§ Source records

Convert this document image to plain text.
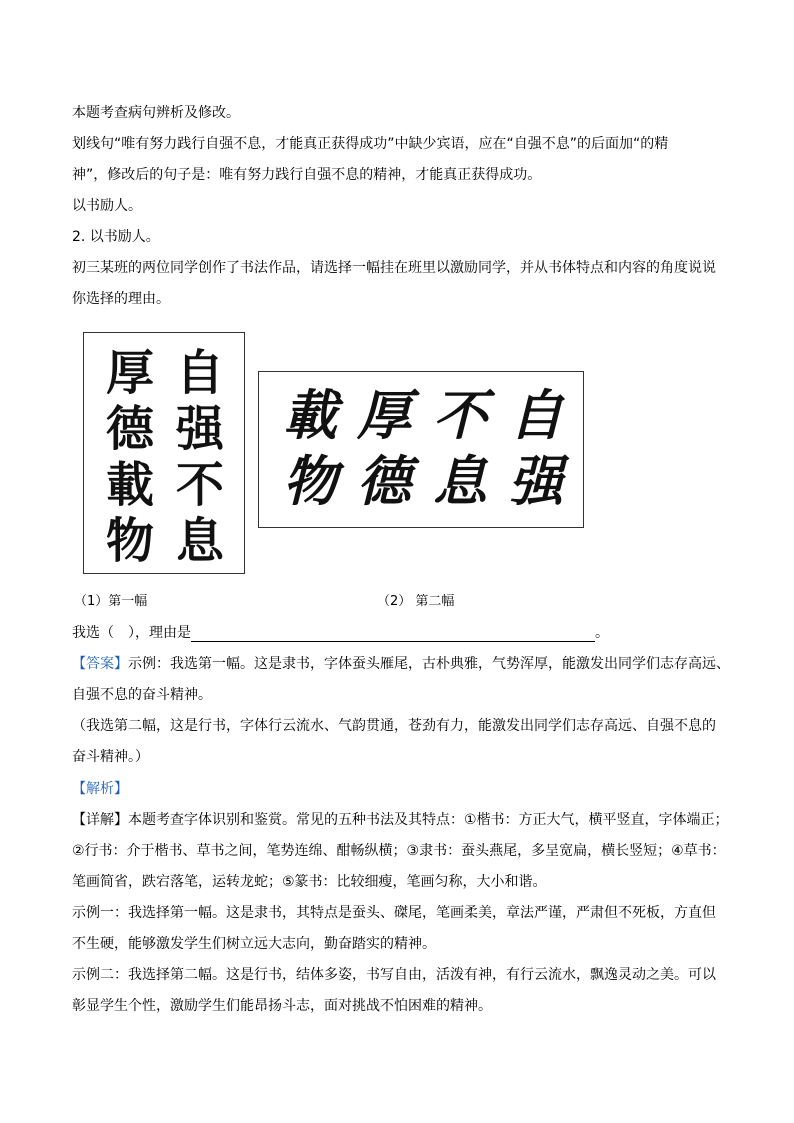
本题考查病句辨析及修改。
划线句“唯有努力践行自强不息，才能真正获得成功”中缺少宾语，应在“自强不息”的后面加“的精
神”，修改后的句子是：唯有努力践行自强不息的精神，才能真正获得成功。
以书励人。
2. 以书励人。
初三某班的两位同学创作了书法作品，请选择一幅挂在班里以激励同学，并从书体特点和内容的角度说说
你选择的理由。
自
强
不
息
厚
德
載
物
自
强
不
息
厚
德
載
物
（1）第一幅	（2） 第二幅
我选（　），理由是	。
【答案】示例：我选第一幅。这是隶书，字体蚕头雁尾，古朴典雅，气势浑厚，能激发出同学们志存高远、
自强不息的奋斗精神。
（我选第二幅，这是行书，字体行云流水、气韵贯通，苍劲有力，能激发出同学们志存高远、自强不息的
奋斗精神。）
【解析】
【详解】本题考查字体识别和鉴赏。常见的五种书法及其特点：①楷书：方正大气，横平竖直，字体端正；
②行书：介于楷书、草书之间，笔势连绵、酣畅纵横；③隶书：蚕头燕尾，多呈宽扁，横长竖短；④草书：
笔画简省，跌宕落笔，运转龙蛇；⑤篆书：比较细瘦，笔画匀称，大小和谐。
示例一：我选择第一幅。这是隶书，其特点是蚕头、磔尾，笔画柔美，章法严谨，严肃但不死板，方直但
不生硬，能够激发学生们树立远大志向，勤奋踏实的精神。
示例二：我选择第二幅。这是行书，结体多姿，书写自由，活泼有神，有行云流水，飘逸灵动之美。可以
彰显学生个性，激励学生们能昂扬斗志，面对挑战不怕困难的精神。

§ Given request
Reproduce the listing exactly. Leave its pictures out.

§ Response to the task
Convert this document image to plain text.
本题考查病句辨析及修改。
划线句“唯有努力践行自强不息，才能真正获得成功”中缺少宾语，应在“自强不息”的后面加“的精
神”，修改后的句子是：唯有努力践行自强不息的精神，才能真正获得成功。
以书励人。
2. 以书励人。
初三某班的两位同学创作了书法作品，请选择一幅挂在班里以激励同学，并从书体特点和内容的角度说说
你选择的理由。
自
强
不
息
厚
德
載
物
自
强
不
息
厚
德
載
物
（1）第一幅	（2） 第二幅
我选（　），理由是	。
【答案】示例：我选第一幅。这是隶书，字体蚕头雁尾，古朴典雅，气势浑厚，能激发出同学们志存高远、
自强不息的奋斗精神。
（我选第二幅，这是行书，字体行云流水、气韵贯通，苍劲有力，能激发出同学们志存高远、自强不息的
奋斗精神。）
【解析】
【详解】本题考查字体识别和鉴赏。常见的五种书法及其特点：①楷书：方正大气，横平竖直，字体端正；
②行书：介于楷书、草书之间，笔势连绵、酣畅纵横；③隶书：蚕头燕尾，多呈宽扁，横长竖短；④草书：
笔画简省，跌宕落笔，运转龙蛇；⑤篆书：比较细瘦，笔画匀称，大小和谐。
示例一：我选择第一幅。这是隶书，其特点是蚕头、磔尾，笔画柔美，章法严谨，严肃但不死板，方直但
不生硬，能够激发学生们树立远大志向，勤奋踏实的精神。
示例二：我选择第二幅。这是行书，结体多姿，书写自由，活泼有神，有行云流水，飘逸灵动之美。可以
彰显学生个性，激励学生们能昂扬斗志，面对挑战不怕困难的精神。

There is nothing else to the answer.